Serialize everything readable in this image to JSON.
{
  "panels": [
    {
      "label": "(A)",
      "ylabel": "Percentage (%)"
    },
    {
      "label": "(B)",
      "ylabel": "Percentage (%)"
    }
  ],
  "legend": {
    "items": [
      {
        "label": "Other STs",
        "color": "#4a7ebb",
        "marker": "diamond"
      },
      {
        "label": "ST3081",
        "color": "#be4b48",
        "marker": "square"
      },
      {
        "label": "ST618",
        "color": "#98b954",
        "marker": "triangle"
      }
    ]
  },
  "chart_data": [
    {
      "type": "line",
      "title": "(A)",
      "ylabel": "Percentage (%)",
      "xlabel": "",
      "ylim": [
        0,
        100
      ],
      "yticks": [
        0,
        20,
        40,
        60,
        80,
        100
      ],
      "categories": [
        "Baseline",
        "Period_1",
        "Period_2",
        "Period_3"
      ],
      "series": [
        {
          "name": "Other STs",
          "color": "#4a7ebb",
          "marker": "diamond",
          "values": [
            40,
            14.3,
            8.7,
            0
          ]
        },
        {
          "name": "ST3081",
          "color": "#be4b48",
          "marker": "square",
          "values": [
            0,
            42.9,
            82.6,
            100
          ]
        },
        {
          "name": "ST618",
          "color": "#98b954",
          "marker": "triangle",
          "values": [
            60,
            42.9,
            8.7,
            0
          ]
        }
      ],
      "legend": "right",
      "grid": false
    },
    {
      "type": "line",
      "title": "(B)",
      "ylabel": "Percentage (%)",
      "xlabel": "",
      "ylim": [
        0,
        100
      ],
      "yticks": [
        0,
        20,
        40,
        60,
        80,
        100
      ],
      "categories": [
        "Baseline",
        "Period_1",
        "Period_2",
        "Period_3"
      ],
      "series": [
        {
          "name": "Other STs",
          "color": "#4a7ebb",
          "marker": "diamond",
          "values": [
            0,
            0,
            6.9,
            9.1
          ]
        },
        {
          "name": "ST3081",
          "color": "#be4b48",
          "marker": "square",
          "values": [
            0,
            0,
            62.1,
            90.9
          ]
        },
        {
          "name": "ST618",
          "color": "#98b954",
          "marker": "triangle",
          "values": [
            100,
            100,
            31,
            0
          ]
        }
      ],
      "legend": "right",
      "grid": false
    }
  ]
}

------------------------------------

__Task to complete__: Can you restate every record above word for word?

__Written reply__:
Serialize everything readable in this image to JSON.
{
  "panels": [
    {
      "label": "(A)",
      "ylabel": "Percentage (%)"
    },
    {
      "label": "(B)",
      "ylabel": "Percentage (%)"
    }
  ],
  "legend": {
    "items": [
      {
        "label": "Other STs",
        "color": "#4a7ebb",
        "marker": "diamond"
      },
      {
        "label": "ST3081",
        "color": "#be4b48",
        "marker": "square"
      },
      {
        "label": "ST618",
        "color": "#98b954",
        "marker": "triangle"
      }
    ]
  },
  "chart_data": [
    {
      "type": "line",
      "title": "(A)",
      "ylabel": "Percentage (%)",
      "xlabel": "",
      "ylim": [
        0,
        100
      ],
      "yticks": [
        0,
        20,
        40,
        60,
        80,
        100
      ],
      "categories": [
        "Baseline",
        "Period_1",
        "Period_2",
        "Period_3"
      ],
      "series": [
        {
          "name": "Other STs",
          "color": "#4a7ebb",
          "marker": "diamond",
          "values": [
            40,
            14.3,
            8.7,
            0
          ]
        },
        {
          "name": "ST3081",
          "color": "#be4b48",
          "marker": "square",
          "values": [
            0,
            42.9,
            82.6,
            100
          ]
        },
        {
          "name": "ST618",
          "color": "#98b954",
          "marker": "triangle",
          "values": [
            60,
            42.9,
            8.7,
            0
          ]
        }
      ],
      "legend": "right",
      "grid": false
    },
    {
      "type": "line",
      "title": "(B)",
      "ylabel": "Percentage (%)",
      "xlabel": "",
      "ylim": [
        0,
        100
      ],
      "yticks": [
        0,
        20,
        40,
        60,
        80,
        100
      ],
      "categories": [
        "Baseline",
        "Period_1",
        "Period_2",
        "Period_3"
      ],
      "series": [
        {
          "name": "Other STs",
          "color": "#4a7ebb",
          "marker": "diamond",
          "values": [
            0,
            0,
            6.9,
            9.1
          ]
        },
        {
          "name": "ST3081",
          "color": "#be4b48",
          "marker": "square",
          "values": [
            0,
            0,
            62.1,
            90.9
          ]
        },
        {
          "name": "ST618",
          "color": "#98b954",
          "marker": "triangle",
          "values": [
            100,
            100,
            31,
            0
          ]
        }
      ],
      "legend": "right",
      "grid": false
    }
  ]
}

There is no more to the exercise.